• **Requirement**
How many lines in the records below hold the string "background"? Please answer with the number and nothing more.

— begin —

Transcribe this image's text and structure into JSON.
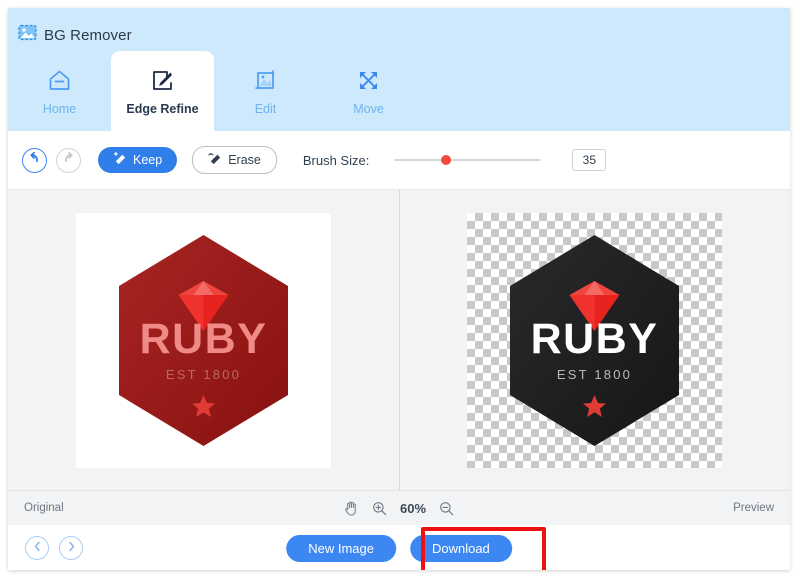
{
  "app": {
    "title": "BG Remover",
    "logo_icon": "image-photo-icon"
  },
  "tabs": [
    {
      "label": "Home",
      "icon": "home-icon",
      "active": false
    },
    {
      "label": "Edge Refine",
      "icon": "edge-refine-pen-icon",
      "active": true
    },
    {
      "label": "Edit",
      "icon": "edit-crop-image-icon",
      "active": false
    },
    {
      "label": "Move",
      "icon": "move-four-arrows-icon",
      "active": false
    }
  ],
  "toolbar": {
    "undo_icon": "undo-arrow-icon",
    "redo_icon": "redo-arrow-icon",
    "keep_label": "Keep",
    "keep_icon": "keep-brush-icon",
    "erase_label": "Erase",
    "erase_icon": "erase-brush-icon",
    "brush_size_label": "Brush Size:",
    "brush_size_value": "35",
    "slider_percent": 35,
    "slider_thumb_color": "#f5493d",
    "keep_active": true
  },
  "canvas": {
    "left": {
      "background": "white",
      "logo": {
        "brand": "RUBY",
        "tagline": "EST 1800",
        "hexagon_color": "#9e1f1c",
        "gem_color": "#f0322f",
        "text_color": "#ef8a86",
        "tagline_color": "#b56a63",
        "star_color": "#e03b34"
      }
    },
    "right": {
      "background": "transparent-checkerboard",
      "logo": {
        "brand": "RUBY",
        "tagline": "EST 1800",
        "hexagon_color": "#1f1f21",
        "gem_color": "#f0322f",
        "text_color": "#ffffff",
        "tagline_color": "#b9b9ba",
        "star_color": "#e03b34"
      }
    }
  },
  "statusbar": {
    "original_label": "Original",
    "preview_label": "Preview",
    "hand_icon": "hand-pan-icon",
    "zoom_in_icon": "zoom-in-icon",
    "zoom_out_icon": "zoom-out-icon",
    "zoom_level": "60%"
  },
  "footer": {
    "prev_icon": "chevron-left-icon",
    "next_icon": "chevron-right-icon",
    "new_image_label": "New Image",
    "download_label": "Download",
    "download_highlighted": true,
    "highlight_color": "#ee1111",
    "button_color": "#3c87f2"
  }
}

— end —

• **Task output**
2